▸ **Required task**:
Whenever a line contains the string "upon", copy it out of the entries.

▸ **Given data**:
# # # #

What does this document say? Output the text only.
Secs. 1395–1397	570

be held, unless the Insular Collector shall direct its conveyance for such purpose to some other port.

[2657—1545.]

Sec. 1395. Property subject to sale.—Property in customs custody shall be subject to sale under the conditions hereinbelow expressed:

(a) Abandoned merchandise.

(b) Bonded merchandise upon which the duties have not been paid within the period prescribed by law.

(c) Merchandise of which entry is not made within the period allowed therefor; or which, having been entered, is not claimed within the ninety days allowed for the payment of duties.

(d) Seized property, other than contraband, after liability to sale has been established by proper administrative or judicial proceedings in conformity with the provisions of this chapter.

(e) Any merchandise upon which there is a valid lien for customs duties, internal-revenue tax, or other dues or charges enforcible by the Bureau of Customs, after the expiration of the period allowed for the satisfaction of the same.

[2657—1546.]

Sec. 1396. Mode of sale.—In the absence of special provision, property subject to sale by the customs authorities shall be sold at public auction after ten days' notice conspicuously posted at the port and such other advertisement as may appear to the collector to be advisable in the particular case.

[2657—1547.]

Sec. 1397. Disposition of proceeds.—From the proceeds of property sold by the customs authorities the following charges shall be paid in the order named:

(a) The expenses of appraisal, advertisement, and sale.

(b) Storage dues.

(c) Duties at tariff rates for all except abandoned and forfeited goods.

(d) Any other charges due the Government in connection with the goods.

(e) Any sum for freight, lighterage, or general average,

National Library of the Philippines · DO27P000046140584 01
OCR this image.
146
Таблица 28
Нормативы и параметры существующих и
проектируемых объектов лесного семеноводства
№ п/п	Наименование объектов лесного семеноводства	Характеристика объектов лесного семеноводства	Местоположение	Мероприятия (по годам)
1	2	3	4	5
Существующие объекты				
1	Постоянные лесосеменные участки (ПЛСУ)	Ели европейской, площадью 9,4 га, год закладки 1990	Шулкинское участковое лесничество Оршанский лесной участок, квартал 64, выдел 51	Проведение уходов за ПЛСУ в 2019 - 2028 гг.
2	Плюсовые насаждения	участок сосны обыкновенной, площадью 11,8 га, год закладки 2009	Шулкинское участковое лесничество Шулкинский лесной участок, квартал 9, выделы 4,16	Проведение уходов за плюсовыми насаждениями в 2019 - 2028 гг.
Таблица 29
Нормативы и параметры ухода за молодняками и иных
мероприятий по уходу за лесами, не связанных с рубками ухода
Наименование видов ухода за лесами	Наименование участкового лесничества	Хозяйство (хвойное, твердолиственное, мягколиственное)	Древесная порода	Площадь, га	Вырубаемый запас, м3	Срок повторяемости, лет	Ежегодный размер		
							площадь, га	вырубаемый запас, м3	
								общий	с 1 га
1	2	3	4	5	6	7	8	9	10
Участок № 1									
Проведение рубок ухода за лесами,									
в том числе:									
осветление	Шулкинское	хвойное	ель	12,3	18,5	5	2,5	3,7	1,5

# # # #

▸ **Exercise solution**:
(b) Bonded merchandise upon which the duties have not been paid within the period prescribed by law.
(e) Any merchandise upon which there is a valid lien for customs duties, internal-revenue tax, or other dues or charges enforcible by the Bureau of Customs, after the expiration of the period allowed for the satisfaction of the same.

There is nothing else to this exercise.